=== Material for this task ===

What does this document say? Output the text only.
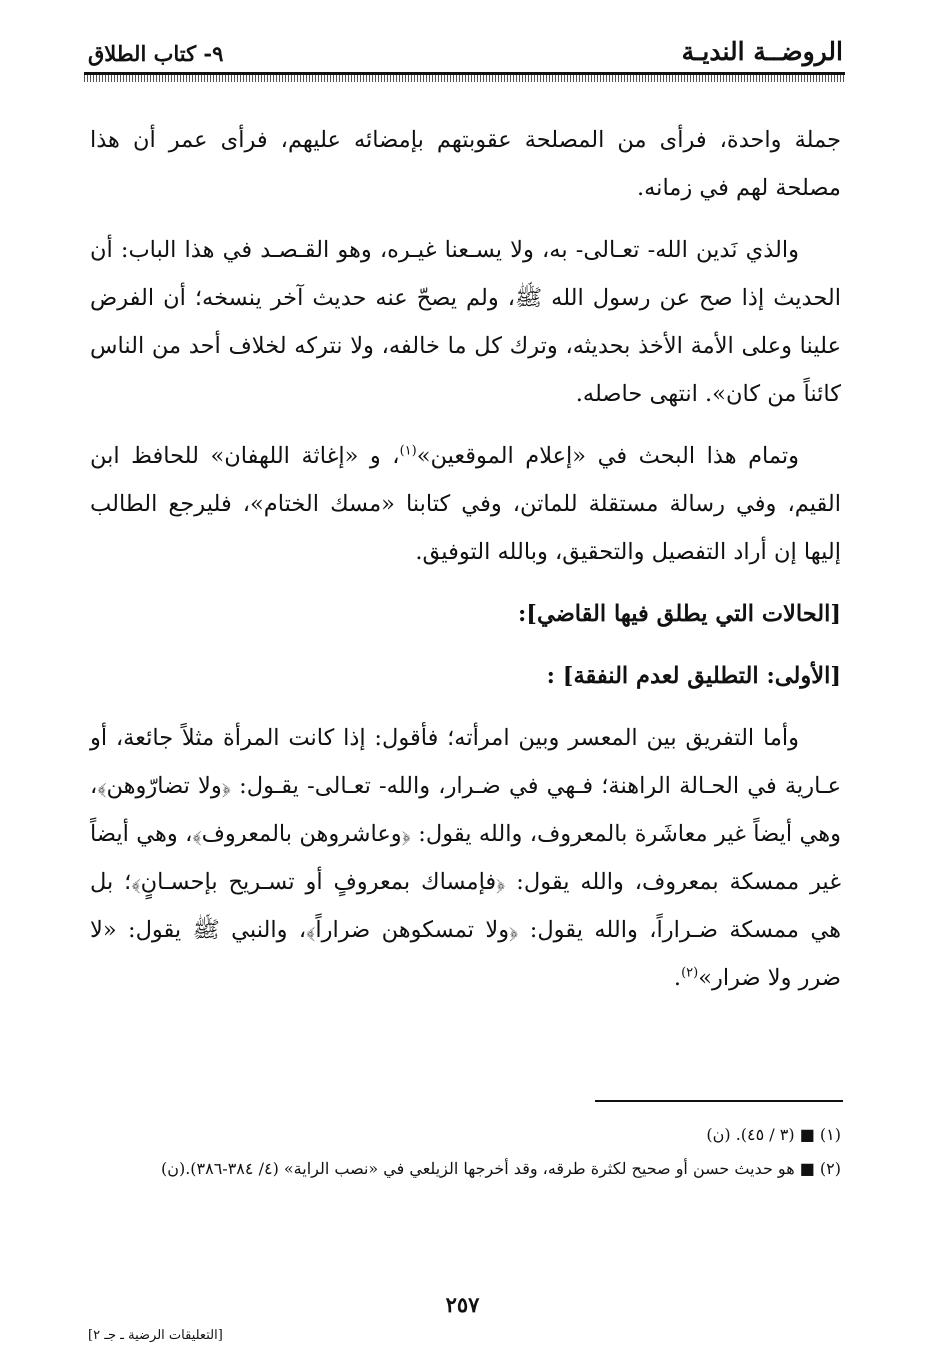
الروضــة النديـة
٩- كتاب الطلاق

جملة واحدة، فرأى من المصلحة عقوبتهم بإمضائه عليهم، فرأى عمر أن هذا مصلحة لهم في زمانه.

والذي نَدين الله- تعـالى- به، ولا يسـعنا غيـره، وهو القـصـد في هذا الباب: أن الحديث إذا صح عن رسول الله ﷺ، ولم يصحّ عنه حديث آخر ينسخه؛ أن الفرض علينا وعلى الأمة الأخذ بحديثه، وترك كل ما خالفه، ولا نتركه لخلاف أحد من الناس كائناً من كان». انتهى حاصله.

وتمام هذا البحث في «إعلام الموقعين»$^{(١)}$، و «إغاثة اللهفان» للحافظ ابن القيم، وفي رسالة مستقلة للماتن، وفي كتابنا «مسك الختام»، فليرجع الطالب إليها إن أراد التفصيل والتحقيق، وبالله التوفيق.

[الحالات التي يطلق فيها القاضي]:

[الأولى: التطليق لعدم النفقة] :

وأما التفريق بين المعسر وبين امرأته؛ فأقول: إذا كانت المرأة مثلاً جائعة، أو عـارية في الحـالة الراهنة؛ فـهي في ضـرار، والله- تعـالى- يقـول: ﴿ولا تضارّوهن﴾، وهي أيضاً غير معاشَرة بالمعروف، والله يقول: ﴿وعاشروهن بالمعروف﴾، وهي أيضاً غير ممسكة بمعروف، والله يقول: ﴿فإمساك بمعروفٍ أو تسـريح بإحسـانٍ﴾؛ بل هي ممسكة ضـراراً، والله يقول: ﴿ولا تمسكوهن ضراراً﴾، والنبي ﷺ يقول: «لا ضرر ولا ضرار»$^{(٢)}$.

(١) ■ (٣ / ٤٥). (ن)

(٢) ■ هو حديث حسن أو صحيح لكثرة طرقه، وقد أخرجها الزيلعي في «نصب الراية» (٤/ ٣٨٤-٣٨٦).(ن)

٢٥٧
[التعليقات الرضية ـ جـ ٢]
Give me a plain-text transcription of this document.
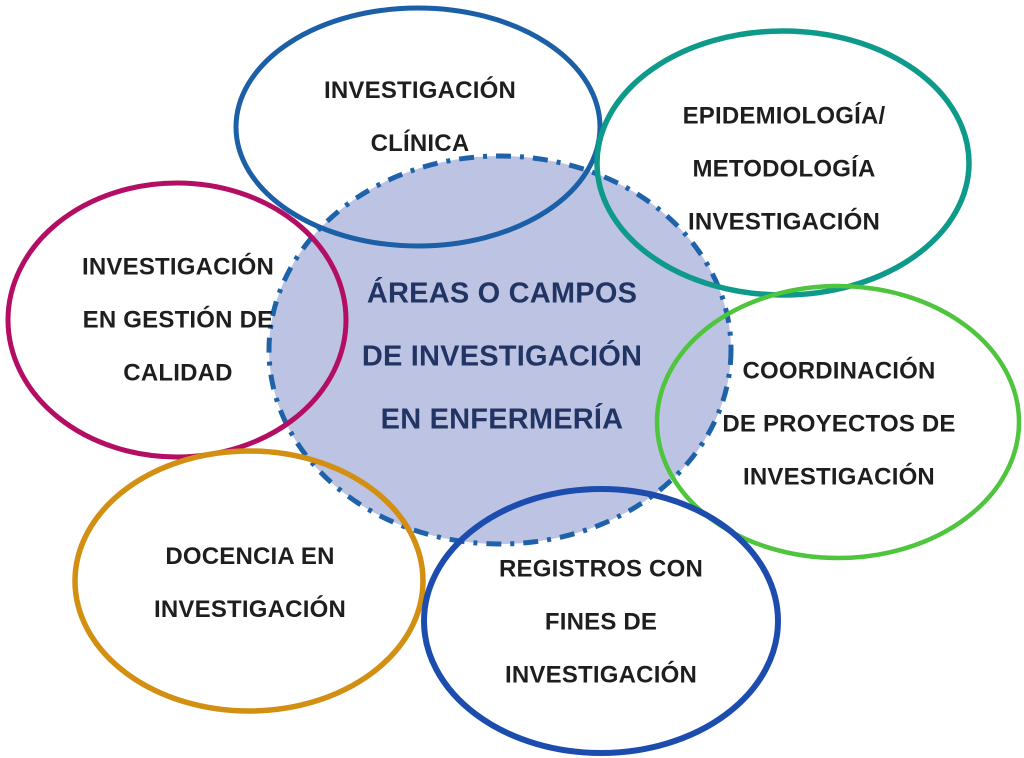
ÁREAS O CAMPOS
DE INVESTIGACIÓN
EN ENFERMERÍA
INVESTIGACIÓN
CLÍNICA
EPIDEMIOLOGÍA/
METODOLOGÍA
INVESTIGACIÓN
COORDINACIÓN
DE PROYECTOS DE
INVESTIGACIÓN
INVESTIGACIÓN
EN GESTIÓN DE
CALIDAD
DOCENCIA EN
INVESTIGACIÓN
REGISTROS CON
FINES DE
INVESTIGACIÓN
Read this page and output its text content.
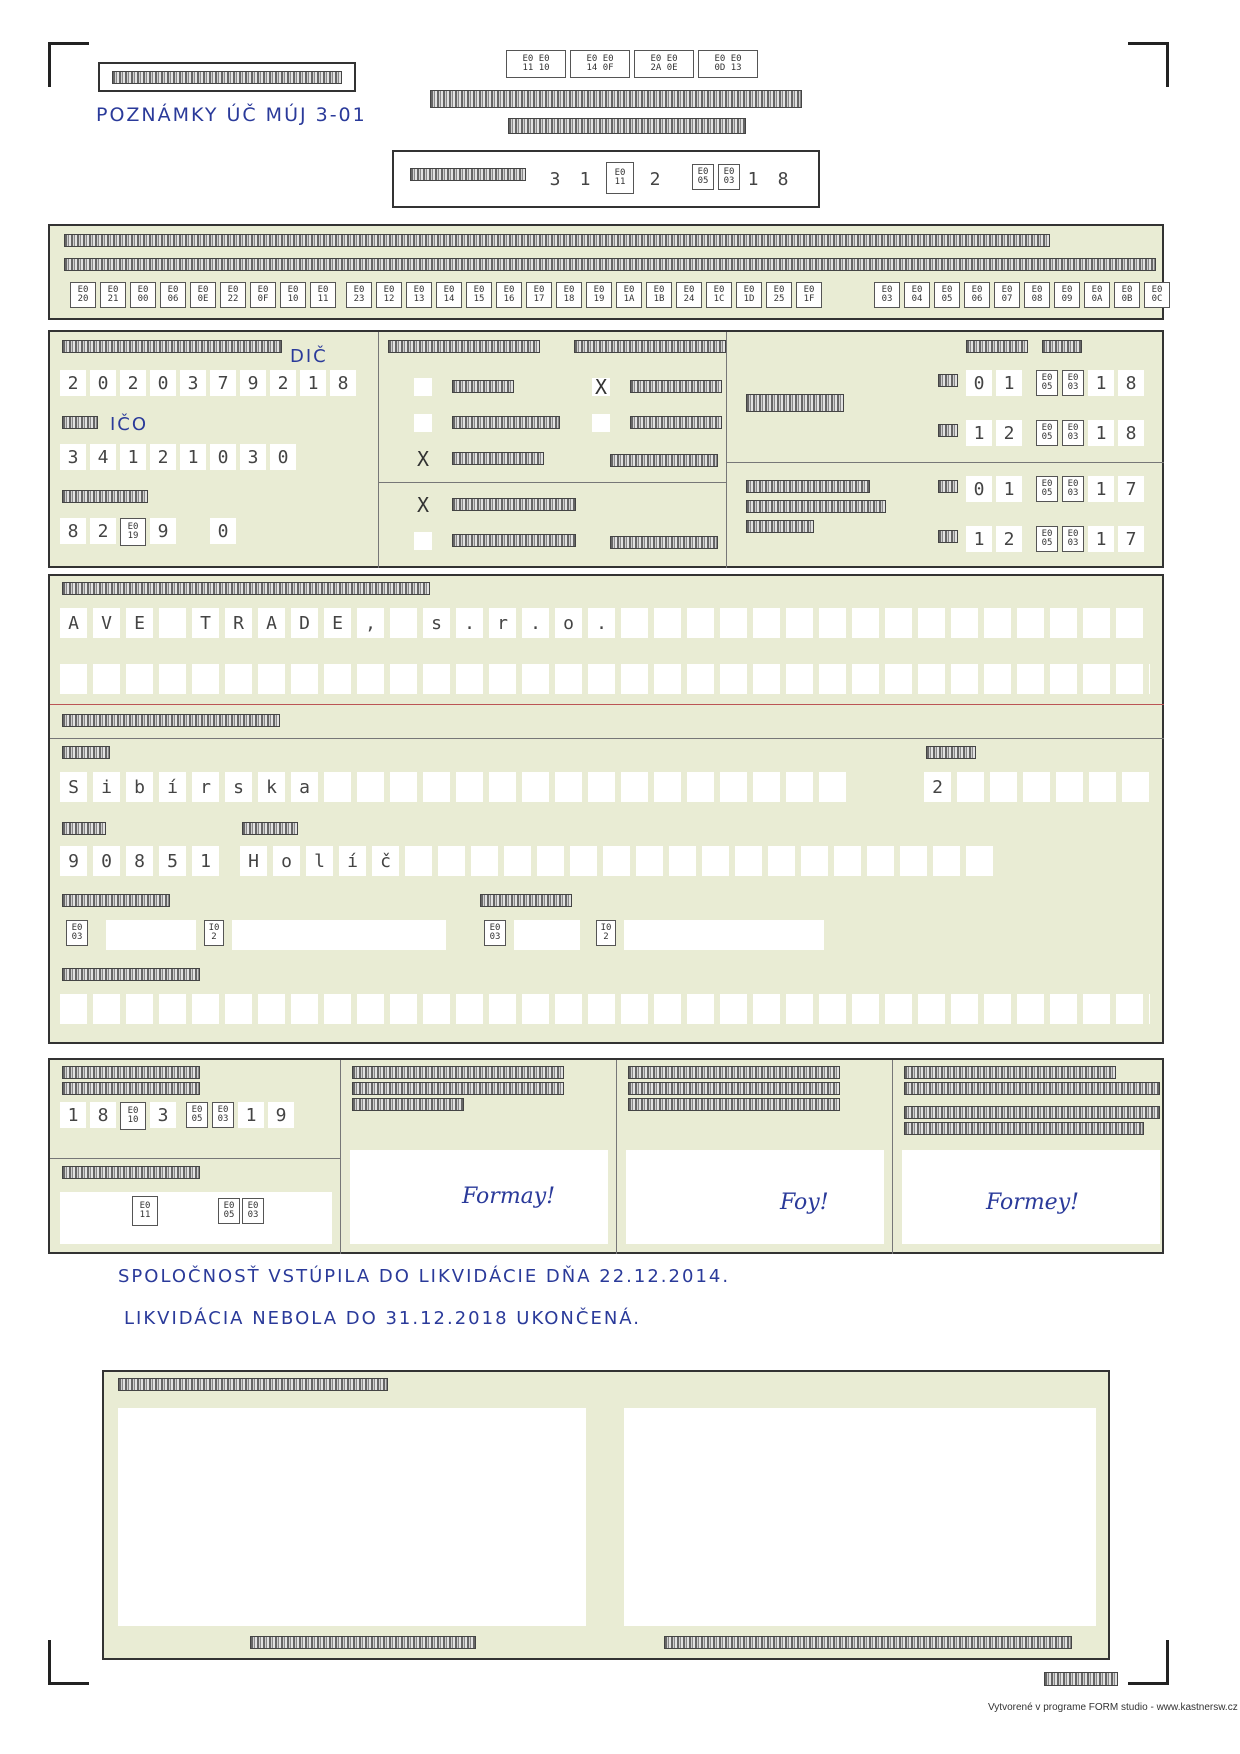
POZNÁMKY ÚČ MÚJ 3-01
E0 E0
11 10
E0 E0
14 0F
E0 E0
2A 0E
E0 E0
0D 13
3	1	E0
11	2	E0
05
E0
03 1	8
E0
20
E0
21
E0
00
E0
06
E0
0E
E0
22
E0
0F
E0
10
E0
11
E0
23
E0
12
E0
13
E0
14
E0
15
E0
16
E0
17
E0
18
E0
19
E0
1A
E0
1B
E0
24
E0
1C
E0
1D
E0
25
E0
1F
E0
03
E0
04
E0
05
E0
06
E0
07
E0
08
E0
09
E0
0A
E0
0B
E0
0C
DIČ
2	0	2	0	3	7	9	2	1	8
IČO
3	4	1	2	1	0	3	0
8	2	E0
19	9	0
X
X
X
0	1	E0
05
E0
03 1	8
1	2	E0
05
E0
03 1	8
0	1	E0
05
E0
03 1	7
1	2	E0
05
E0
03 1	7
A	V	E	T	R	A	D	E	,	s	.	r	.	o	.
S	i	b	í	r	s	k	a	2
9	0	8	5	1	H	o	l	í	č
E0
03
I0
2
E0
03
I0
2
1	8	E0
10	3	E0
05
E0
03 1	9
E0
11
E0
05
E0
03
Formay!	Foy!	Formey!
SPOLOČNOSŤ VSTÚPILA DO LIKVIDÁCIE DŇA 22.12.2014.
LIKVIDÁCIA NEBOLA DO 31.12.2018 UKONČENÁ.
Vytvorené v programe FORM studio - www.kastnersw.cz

===

The exercise | Give the number of lines in the listing above that hold the string "حديث", with nothing else.

Answer in full | 2